* BEGIN Excerpted data *

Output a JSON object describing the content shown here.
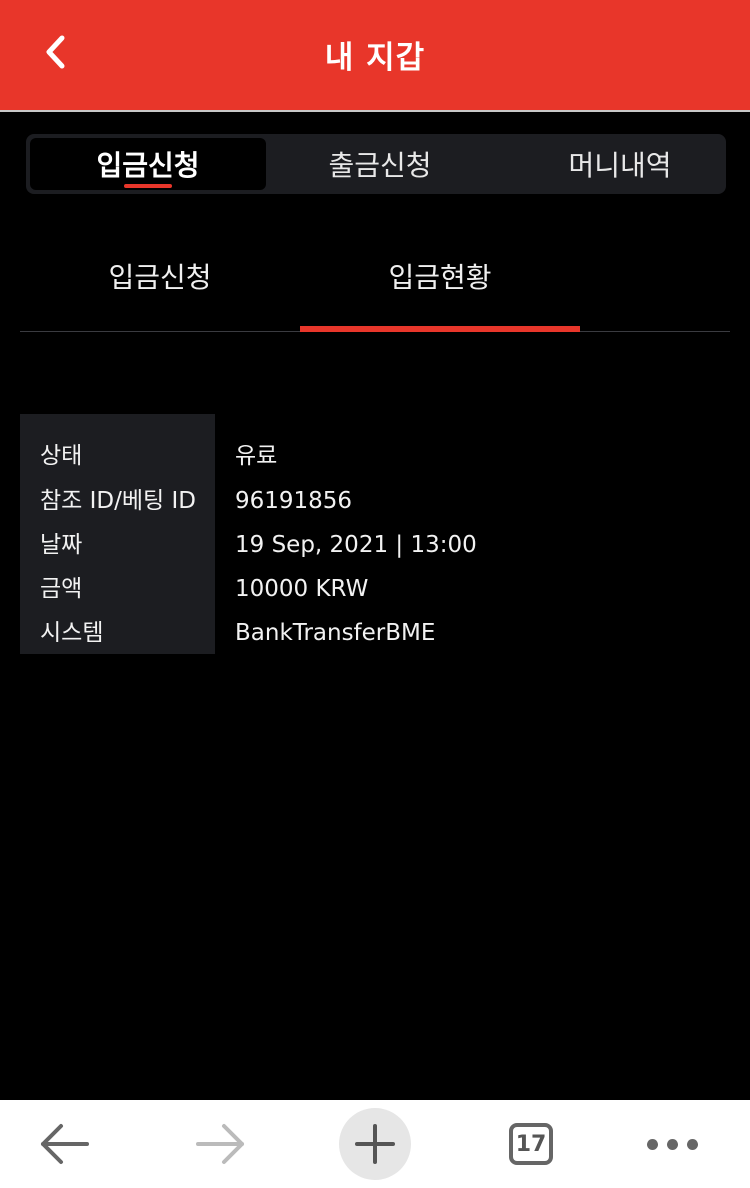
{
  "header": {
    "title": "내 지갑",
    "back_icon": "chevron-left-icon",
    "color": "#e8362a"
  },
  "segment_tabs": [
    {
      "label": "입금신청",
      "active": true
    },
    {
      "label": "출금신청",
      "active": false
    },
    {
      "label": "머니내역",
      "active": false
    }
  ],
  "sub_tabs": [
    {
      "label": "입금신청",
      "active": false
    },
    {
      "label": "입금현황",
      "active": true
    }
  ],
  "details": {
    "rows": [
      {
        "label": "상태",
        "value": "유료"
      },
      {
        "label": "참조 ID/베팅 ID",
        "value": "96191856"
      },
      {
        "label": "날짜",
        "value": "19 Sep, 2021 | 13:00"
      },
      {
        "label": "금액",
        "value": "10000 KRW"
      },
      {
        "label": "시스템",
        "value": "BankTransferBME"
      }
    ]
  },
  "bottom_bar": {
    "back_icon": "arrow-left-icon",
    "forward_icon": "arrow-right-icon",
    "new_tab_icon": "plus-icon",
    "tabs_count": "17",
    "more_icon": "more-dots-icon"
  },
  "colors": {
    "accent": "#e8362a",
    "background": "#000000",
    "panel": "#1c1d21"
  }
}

* END Excerpted data *

From the listing above, copy every line that includes the word "icon".

**Result of the task**
    "back_icon": "chevron-left-icon",
    "back_icon": "arrow-left-icon",
    "forward_icon": "arrow-right-icon",
    "new_tab_icon": "plus-icon",
    "more_icon": "more-dots-icon"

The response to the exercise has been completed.